> **What this task involves**:
Only the number is wanted: how many lines in the data contain "Answer"?

> **Data section**:
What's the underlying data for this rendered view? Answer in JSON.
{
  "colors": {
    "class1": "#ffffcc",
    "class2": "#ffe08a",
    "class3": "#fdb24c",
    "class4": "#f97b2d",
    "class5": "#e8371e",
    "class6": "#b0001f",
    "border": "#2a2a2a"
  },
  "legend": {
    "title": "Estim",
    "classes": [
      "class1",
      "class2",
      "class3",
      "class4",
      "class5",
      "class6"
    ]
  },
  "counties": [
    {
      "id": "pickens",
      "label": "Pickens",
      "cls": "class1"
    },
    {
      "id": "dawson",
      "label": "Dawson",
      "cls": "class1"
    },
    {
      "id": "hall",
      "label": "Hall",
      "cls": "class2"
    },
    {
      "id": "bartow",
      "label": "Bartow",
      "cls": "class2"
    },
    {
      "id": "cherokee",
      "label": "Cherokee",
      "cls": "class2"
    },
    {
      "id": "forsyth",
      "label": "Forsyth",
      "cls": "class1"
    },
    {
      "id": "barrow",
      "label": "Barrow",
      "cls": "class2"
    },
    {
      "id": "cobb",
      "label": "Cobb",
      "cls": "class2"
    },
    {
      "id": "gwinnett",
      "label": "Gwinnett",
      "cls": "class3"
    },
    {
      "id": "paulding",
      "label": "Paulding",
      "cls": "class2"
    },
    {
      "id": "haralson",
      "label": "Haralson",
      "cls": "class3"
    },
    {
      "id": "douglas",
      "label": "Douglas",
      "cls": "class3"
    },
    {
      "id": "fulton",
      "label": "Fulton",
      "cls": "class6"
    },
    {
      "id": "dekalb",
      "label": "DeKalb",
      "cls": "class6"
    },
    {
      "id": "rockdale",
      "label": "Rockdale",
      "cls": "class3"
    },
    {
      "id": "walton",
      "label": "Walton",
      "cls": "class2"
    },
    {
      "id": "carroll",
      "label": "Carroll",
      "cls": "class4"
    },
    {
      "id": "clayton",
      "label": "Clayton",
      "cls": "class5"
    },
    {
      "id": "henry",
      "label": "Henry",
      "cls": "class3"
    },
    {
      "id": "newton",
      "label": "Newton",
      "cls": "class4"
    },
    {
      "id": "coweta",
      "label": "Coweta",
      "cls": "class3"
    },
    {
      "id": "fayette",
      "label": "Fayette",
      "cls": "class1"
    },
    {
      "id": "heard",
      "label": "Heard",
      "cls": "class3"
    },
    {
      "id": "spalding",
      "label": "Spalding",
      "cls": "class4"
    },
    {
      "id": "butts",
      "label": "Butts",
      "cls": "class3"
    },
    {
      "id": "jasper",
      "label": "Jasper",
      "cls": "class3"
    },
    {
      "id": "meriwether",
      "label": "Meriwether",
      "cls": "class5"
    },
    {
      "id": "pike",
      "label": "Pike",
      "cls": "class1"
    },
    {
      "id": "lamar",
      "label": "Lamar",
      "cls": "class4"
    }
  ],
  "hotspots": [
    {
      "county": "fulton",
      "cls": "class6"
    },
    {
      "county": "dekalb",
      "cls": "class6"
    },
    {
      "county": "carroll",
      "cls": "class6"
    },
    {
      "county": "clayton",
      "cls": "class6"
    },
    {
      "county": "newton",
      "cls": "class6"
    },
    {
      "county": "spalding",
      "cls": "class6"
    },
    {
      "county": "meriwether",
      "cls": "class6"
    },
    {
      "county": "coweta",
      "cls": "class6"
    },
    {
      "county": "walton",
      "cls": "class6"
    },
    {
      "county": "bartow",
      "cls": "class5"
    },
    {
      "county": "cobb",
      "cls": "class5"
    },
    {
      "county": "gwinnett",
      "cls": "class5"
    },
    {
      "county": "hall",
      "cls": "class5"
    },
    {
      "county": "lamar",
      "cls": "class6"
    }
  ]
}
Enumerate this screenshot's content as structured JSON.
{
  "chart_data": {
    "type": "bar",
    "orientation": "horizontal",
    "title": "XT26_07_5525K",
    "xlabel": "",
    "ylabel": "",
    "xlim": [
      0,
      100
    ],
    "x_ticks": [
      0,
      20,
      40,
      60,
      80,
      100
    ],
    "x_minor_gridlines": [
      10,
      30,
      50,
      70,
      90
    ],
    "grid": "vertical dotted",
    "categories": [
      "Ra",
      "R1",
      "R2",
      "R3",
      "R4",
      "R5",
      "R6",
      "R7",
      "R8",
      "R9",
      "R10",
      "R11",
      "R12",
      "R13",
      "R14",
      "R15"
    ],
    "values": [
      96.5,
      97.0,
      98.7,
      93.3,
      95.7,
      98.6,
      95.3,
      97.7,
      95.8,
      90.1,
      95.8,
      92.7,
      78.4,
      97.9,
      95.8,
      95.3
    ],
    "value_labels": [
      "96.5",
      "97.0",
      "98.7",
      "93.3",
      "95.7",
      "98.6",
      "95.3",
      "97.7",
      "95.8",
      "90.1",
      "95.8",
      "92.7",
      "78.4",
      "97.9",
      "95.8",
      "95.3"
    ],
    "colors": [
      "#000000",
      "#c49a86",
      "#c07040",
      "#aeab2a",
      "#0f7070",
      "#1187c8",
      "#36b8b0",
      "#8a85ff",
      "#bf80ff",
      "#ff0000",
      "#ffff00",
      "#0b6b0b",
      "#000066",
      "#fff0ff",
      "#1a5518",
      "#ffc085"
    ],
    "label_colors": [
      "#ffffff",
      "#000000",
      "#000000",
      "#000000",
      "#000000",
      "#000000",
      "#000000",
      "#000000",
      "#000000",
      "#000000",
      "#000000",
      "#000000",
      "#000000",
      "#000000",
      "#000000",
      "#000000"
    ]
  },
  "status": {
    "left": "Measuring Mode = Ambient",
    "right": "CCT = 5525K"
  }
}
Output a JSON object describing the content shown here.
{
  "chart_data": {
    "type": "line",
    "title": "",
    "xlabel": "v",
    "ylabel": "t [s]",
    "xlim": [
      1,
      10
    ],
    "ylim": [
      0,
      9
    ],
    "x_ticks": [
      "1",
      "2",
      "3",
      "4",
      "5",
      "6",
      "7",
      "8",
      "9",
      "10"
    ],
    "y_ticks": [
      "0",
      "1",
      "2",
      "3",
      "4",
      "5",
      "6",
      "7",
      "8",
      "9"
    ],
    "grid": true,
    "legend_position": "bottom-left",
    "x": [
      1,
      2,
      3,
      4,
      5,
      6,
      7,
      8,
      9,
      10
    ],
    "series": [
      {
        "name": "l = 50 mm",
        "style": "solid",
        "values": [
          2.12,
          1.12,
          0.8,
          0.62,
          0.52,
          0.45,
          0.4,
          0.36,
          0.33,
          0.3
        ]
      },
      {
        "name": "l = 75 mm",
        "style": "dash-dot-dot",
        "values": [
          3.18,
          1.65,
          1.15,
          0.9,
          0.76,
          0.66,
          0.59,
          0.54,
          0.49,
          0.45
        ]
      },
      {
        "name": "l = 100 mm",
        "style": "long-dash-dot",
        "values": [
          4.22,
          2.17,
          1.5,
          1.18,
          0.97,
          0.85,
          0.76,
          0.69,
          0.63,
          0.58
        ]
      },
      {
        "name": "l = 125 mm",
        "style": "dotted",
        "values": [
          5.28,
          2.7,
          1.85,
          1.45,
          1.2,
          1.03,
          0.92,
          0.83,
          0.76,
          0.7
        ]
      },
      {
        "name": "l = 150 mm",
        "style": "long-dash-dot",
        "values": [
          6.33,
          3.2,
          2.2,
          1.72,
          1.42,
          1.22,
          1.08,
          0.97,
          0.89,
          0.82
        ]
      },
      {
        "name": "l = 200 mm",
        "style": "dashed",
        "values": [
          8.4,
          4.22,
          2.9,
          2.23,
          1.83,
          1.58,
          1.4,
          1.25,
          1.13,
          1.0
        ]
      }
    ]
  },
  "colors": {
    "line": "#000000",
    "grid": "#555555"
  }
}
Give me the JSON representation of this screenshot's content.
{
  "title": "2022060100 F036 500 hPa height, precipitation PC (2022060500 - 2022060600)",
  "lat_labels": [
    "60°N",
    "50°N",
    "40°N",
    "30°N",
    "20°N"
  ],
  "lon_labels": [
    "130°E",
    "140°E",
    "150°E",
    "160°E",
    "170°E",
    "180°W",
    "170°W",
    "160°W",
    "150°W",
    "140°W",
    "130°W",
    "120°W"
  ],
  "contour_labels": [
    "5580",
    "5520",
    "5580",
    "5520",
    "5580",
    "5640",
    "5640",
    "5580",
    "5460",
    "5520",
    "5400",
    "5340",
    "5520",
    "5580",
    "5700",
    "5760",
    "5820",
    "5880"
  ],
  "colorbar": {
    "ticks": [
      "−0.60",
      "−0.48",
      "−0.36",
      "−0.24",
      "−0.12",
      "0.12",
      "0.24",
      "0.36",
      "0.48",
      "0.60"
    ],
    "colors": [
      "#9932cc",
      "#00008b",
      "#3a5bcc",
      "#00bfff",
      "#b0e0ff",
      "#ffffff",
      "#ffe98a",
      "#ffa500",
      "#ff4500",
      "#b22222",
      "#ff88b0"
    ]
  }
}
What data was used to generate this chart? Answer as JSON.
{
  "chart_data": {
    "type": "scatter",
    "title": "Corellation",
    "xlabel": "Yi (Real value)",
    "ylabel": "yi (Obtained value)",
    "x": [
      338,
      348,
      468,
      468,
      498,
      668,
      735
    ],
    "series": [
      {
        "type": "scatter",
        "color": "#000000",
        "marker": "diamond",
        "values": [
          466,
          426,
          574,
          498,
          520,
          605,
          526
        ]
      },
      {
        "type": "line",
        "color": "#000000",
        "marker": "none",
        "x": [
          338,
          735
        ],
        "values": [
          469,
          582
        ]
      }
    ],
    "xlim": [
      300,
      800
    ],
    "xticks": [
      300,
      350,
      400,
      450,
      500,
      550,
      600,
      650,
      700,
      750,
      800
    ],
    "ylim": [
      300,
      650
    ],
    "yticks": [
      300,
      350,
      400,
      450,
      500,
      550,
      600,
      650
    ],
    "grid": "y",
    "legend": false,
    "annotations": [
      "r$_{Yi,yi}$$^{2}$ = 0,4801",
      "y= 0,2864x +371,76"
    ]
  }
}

> **Written solution**:
2